Goal:
Without the images, output each record below as it stands.

○ ○ ○ ○ ○

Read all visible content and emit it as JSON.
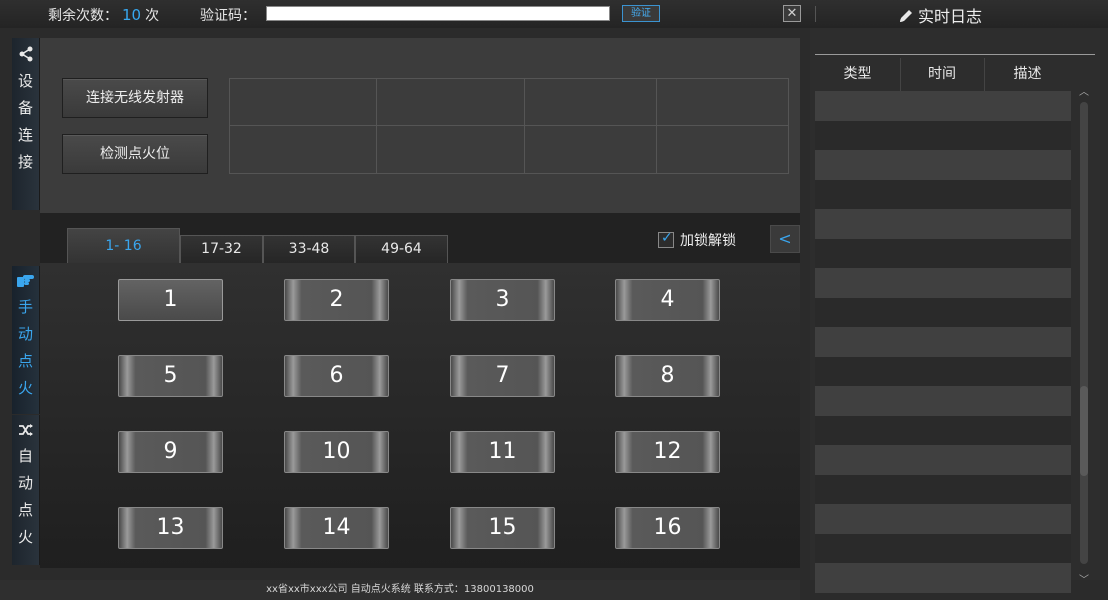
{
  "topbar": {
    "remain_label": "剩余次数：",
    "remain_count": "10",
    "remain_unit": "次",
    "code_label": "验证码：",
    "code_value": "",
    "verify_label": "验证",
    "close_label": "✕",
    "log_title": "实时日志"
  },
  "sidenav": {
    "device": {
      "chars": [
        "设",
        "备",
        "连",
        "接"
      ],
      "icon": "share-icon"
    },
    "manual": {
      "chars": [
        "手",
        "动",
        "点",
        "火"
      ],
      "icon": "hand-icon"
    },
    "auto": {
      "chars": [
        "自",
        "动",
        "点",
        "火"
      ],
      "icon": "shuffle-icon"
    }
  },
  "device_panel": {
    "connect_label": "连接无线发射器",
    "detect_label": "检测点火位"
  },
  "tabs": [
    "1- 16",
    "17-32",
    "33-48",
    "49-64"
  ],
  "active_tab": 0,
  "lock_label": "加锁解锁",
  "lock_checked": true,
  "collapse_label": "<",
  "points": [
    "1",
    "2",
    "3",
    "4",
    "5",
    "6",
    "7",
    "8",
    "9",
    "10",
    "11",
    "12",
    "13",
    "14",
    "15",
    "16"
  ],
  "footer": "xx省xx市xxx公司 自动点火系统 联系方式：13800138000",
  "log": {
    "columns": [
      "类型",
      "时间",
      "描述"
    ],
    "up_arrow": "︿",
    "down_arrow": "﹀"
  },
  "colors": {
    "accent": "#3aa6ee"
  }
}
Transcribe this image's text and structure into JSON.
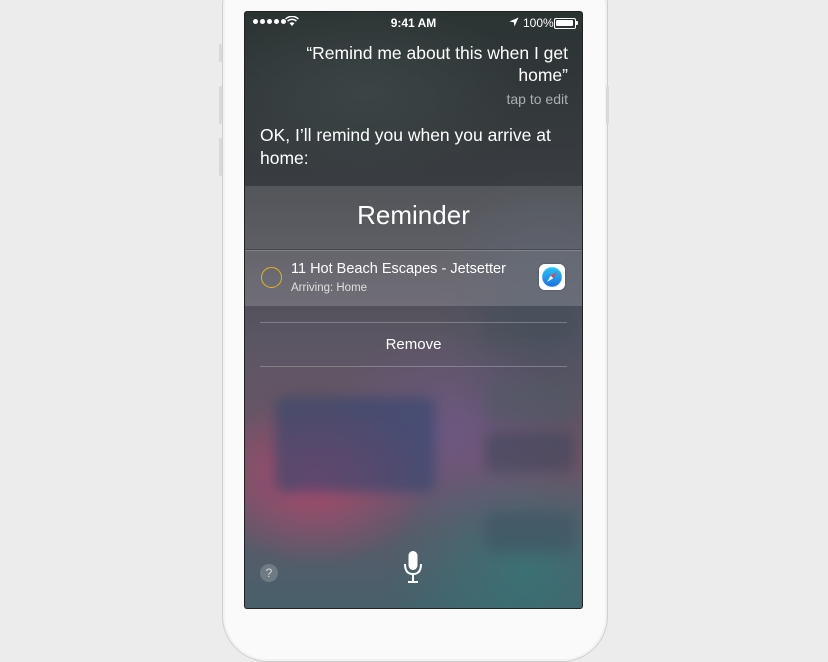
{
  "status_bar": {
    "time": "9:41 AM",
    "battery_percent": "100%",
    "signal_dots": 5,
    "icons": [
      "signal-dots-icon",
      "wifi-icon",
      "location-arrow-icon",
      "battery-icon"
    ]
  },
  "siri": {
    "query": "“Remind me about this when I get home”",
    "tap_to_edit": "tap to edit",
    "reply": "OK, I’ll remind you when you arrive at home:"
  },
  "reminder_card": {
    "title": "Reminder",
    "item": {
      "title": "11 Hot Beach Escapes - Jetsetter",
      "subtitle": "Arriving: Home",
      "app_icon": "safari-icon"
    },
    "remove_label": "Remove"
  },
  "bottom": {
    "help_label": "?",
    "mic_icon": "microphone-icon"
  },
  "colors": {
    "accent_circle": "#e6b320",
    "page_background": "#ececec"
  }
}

○ ○ ○ ○ ○

Exercise response:
Read all visible content and emit it as JSON.
{
  "topbar": {
    "remain_label": "剩余次数：",
    "remain_count": "10",
    "remain_unit": "次",
    "code_label": "验证码：",
    "code_value": "",
    "verify_label": "验证",
    "close_label": "✕",
    "log_title": "实时日志"
  },
  "sidenav": {
    "device": {
      "chars": [
        "设",
        "备",
        "连",
        "接"
      ],
      "icon": "share-icon"
    },
    "manual": {
      "chars": [
        "手",
        "动",
        "点",
        "火"
      ],
      "icon": "hand-icon"
    },
    "auto": {
      "chars": [
        "自",
        "动",
        "点",
        "火"
      ],
      "icon": "shuffle-icon"
    }
  },
  "device_panel": {
    "connect_label": "连接无线发射器",
    "detect_label": "检测点火位"
  },
  "tabs": [
    "1- 16",
    "17-32",
    "33-48",
    "49-64"
  ],
  "active_tab": 0,
  "lock_label": "加锁解锁",
  "lock_checked": true,
  "collapse_label": "<",
  "points": [
    "1",
    "2",
    "3",
    "4",
    "5",
    "6",
    "7",
    "8",
    "9",
    "10",
    "11",
    "12",
    "13",
    "14",
    "15",
    "16"
  ],
  "footer": "xx省xx市xxx公司 自动点火系统 联系方式：13800138000",
  "log": {
    "columns": [
      "类型",
      "时间",
      "描述"
    ],
    "up_arrow": "︿",
    "down_arrow": "﹀"
  },
  "colors": {
    "accent": "#3aa6ee"
  }
}
Transcribe this image's text and structure into JSON.
{
  "status_bar": {
    "time": "9:41 AM",
    "battery_percent": "100%",
    "signal_dots": 5,
    "icons": [
      "signal-dots-icon",
      "wifi-icon",
      "location-arrow-icon",
      "battery-icon"
    ]
  },
  "siri": {
    "query": "“Remind me about this when I get home”",
    "tap_to_edit": "tap to edit",
    "reply": "OK, I’ll remind you when you arrive at home:"
  },
  "reminder_card": {
    "title": "Reminder",
    "item": {
      "title": "11 Hot Beach Escapes - Jetsetter",
      "subtitle": "Arriving: Home",
      "app_icon": "safari-icon"
    },
    "remove_label": "Remove"
  },
  "bottom": {
    "help_label": "?",
    "mic_icon": "microphone-icon"
  },
  "colors": {
    "accent_circle": "#e6b320",
    "page_background": "#ececec"
  }
}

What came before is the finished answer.